▶ [TASK STATEMENT] Your task is to gather the lines below that hold the string "Порядка".

▶ [ENTRIES PROVIDED]
• • • • • • •
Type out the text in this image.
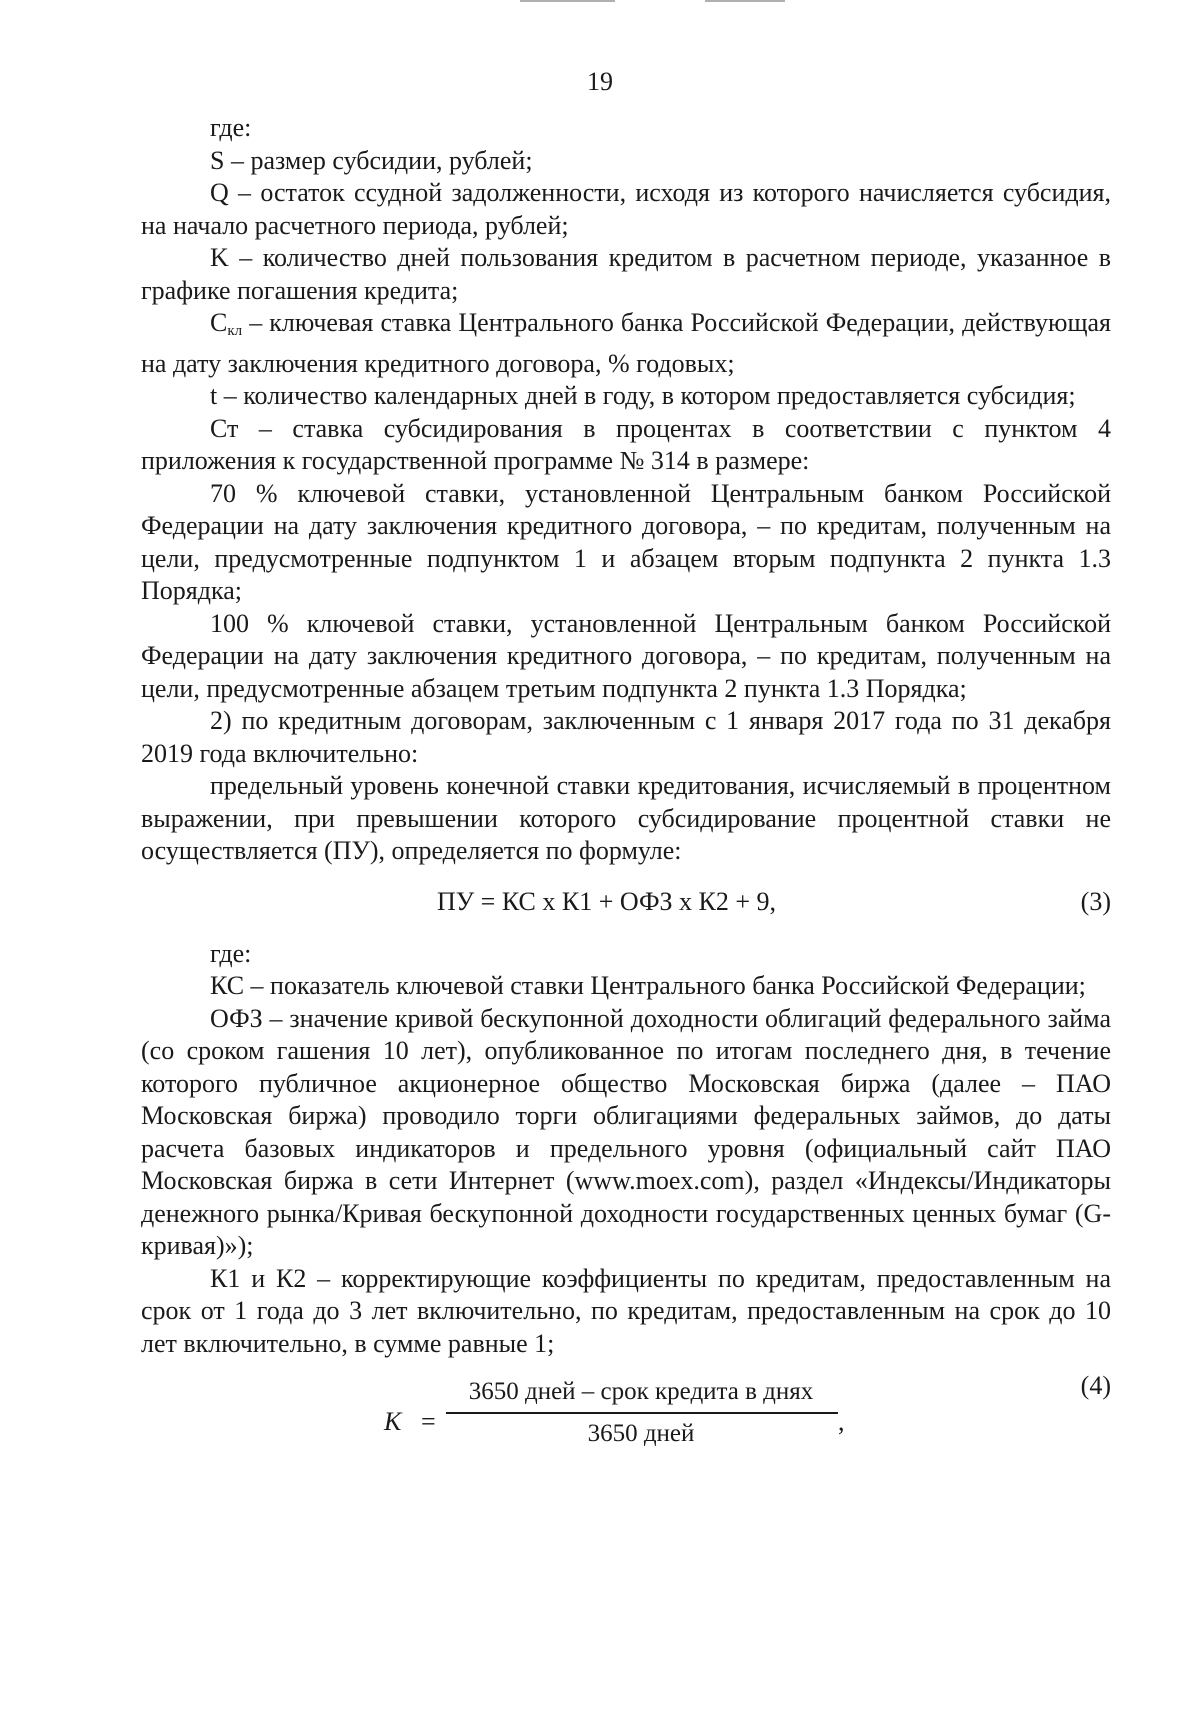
19

где:

S – размер субсидии, рублей;

Q – остаток ссудной задолженности, исходя из которого начисляется субсидия, на начало расчетного периода, рублей;

K – количество дней пользования кредитом в расчетном периоде, указанное в графике погашения кредита;

$С_{кл}$ – ключевая ставка Центрального банка Российской Федерации, действующая на дату заключения кредитного договора, % годовых;

t – количество календарных дней в году, в котором предоставляется субсидия;

Ст – ставка субсидирования в процентах в соответствии с пунктом 4 приложения к государственной программе № 314 в размере:

70 % ключевой ставки, установленной Центральным банком Российской Федерации на дату заключения кредитного договора, – по кредитам, полученным на цели, предусмотренные подпунктом 1 и абзацем вторым подпункта 2 пункта 1.3 Порядка;

100 % ключевой ставки, установленной Центральным банком Российской Федерации на дату заключения кредитного договора, – по кредитам, полученным на цели, предусмотренные абзацем третьим подпункта 2 пункта 1.3 Порядка;

2) по кредитным договорам, заключенным с 1 января 2017 года по 31 декабря 2019 года включительно:

предельный уровень конечной ставки кредитования, исчисляемый в процентном выражении, при превышении которого субсидирование процентной ставки не осуществляется (ПУ), определяется по формуле:

ПУ = КС х К1 + ОФЗ х К2 + 9,	(3)

где:

КС – показатель ключевой ставки Центрального банка Российской Федерации;

ОФЗ – значение кривой бескупонной доходности облигаций федерального займа (со сроком гашения 10 лет), опубликованное по итогам последнего дня, в течение которого публичное акционерное общество Московская биржа (далее – ПАО Московская биржа) проводило торги облигациями федеральных займов, до даты расчета базовых индикаторов и предельного уровня (официальный сайт ПАО Московская биржа в сети Интернет (www.moex.com), раздел «Индексы/Индикаторы денежного рынка/Кривая бескупонной доходности государственных ценных бумаг (G-кривая)»);

К1 и К2 – корректирующие коэффициенты по кредитам, предоставленным на срок от 1 года до 3 лет включительно, по кредитам, предоставленным на срок до 10 лет включительно, в сумме равные 1;

K =
3650 дней – срок кредита в днях
3650 дней	,
(4)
• • • • • • •
▶ [WORKED ANSWER]
70 % ключевой ставки, установленной Центральным банком Российской Федерации на дату заключения кредитного договора, – по кредитам, полученным на цели, предусмотренные подпунктом 1 и абзацем вторым подпункта 2 пункта 1.3 Порядка;
100 % ключевой ставки, установленной Центральным банком Российской Федерации на дату заключения кредитного договора, – по кредитам, полученным на цели, предусмотренные абзацем третьим подпункта 2 пункта 1.3 Порядка;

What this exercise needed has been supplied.